> [Required work]
Omit every picture and return the rest of the data unaltered.

#### Material to process

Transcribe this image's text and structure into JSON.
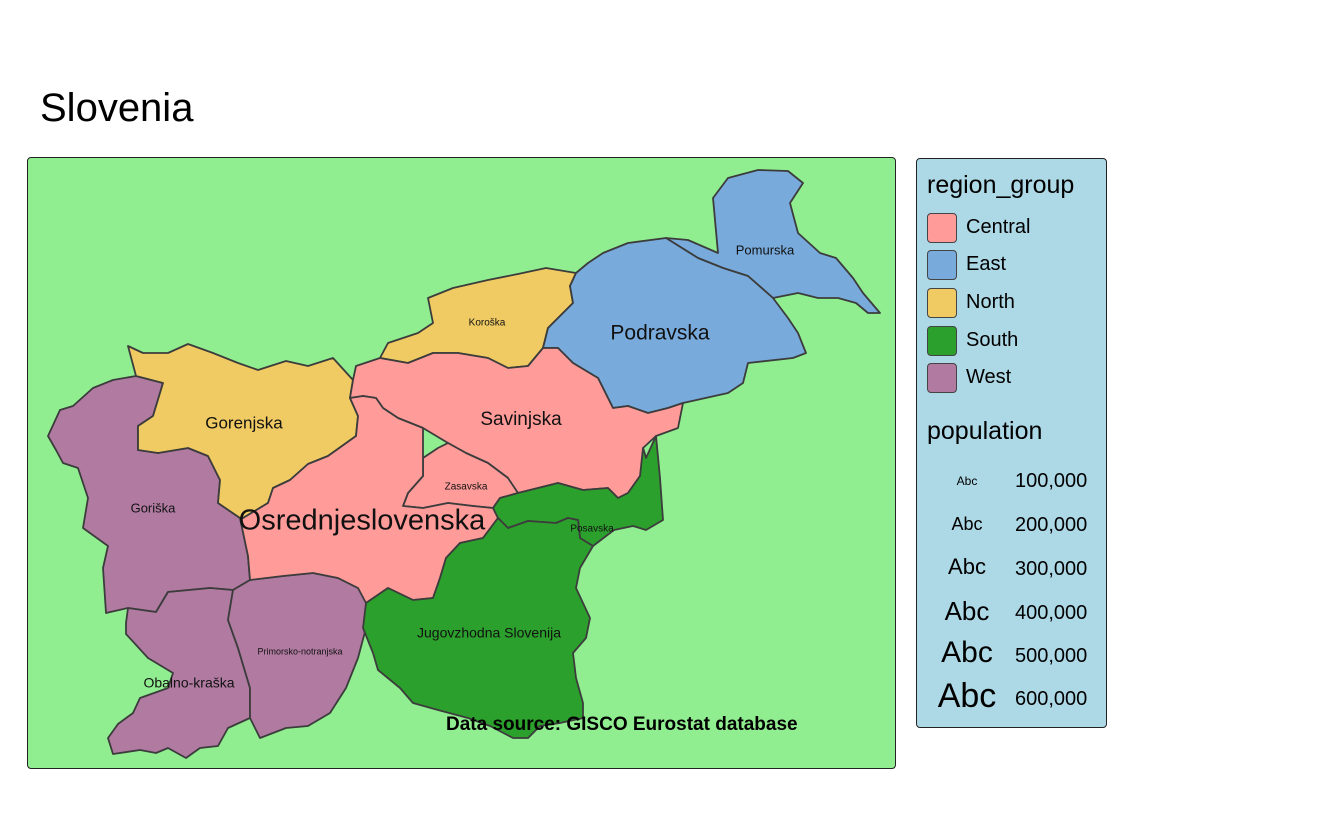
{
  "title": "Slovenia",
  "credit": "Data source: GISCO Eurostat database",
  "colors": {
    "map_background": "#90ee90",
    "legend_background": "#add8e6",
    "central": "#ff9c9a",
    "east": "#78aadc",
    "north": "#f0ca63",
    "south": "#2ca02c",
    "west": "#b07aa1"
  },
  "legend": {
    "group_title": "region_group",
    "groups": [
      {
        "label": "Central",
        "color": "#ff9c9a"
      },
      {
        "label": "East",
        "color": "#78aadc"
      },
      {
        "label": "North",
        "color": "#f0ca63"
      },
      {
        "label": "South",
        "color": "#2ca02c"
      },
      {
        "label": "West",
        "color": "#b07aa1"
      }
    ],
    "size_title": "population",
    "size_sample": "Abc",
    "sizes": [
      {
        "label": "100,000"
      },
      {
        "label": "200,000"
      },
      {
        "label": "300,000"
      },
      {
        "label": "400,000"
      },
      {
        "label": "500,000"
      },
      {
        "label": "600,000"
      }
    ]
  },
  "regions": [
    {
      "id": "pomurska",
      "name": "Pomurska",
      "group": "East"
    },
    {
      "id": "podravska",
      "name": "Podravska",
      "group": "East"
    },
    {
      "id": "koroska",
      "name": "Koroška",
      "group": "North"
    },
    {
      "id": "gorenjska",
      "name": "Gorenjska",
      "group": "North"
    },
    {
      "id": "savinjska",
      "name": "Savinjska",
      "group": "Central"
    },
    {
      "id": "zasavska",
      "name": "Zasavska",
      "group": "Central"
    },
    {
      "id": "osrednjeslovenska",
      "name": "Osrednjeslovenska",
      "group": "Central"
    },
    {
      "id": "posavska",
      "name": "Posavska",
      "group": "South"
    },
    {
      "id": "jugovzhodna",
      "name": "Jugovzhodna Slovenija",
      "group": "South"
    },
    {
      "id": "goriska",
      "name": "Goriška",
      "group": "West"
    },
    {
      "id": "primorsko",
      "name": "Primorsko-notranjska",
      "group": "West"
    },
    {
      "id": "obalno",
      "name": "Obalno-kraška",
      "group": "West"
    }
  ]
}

########

> [Solution to the exercise]
Transcribe this image's text and structure into JSON.
{
  "title": "Slovenia",
  "credit": "Data source: GISCO Eurostat database",
  "colors": {
    "map_background": "#90ee90",
    "legend_background": "#add8e6",
    "central": "#ff9c9a",
    "east": "#78aadc",
    "north": "#f0ca63",
    "south": "#2ca02c",
    "west": "#b07aa1"
  },
  "legend": {
    "group_title": "region_group",
    "groups": [
      {
        "label": "Central",
        "color": "#ff9c9a"
      },
      {
        "label": "East",
        "color": "#78aadc"
      },
      {
        "label": "North",
        "color": "#f0ca63"
      },
      {
        "label": "South",
        "color": "#2ca02c"
      },
      {
        "label": "West",
        "color": "#b07aa1"
      }
    ],
    "size_title": "population",
    "size_sample": "Abc",
    "sizes": [
      {
        "label": "100,000"
      },
      {
        "label": "200,000"
      },
      {
        "label": "300,000"
      },
      {
        "label": "400,000"
      },
      {
        "label": "500,000"
      },
      {
        "label": "600,000"
      }
    ]
  },
  "regions": [
    {
      "id": "pomurska",
      "name": "Pomurska",
      "group": "East"
    },
    {
      "id": "podravska",
      "name": "Podravska",
      "group": "East"
    },
    {
      "id": "koroska",
      "name": "Koroška",
      "group": "North"
    },
    {
      "id": "gorenjska",
      "name": "Gorenjska",
      "group": "North"
    },
    {
      "id": "savinjska",
      "name": "Savinjska",
      "group": "Central"
    },
    {
      "id": "zasavska",
      "name": "Zasavska",
      "group": "Central"
    },
    {
      "id": "osrednjeslovenska",
      "name": "Osrednjeslovenska",
      "group": "Central"
    },
    {
      "id": "posavska",
      "name": "Posavska",
      "group": "South"
    },
    {
      "id": "jugovzhodna",
      "name": "Jugovzhodna Slovenija",
      "group": "South"
    },
    {
      "id": "goriska",
      "name": "Goriška",
      "group": "West"
    },
    {
      "id": "primorsko",
      "name": "Primorsko-notranjska",
      "group": "West"
    },
    {
      "id": "obalno",
      "name": "Obalno-kraška",
      "group": "West"
    }
  ]
}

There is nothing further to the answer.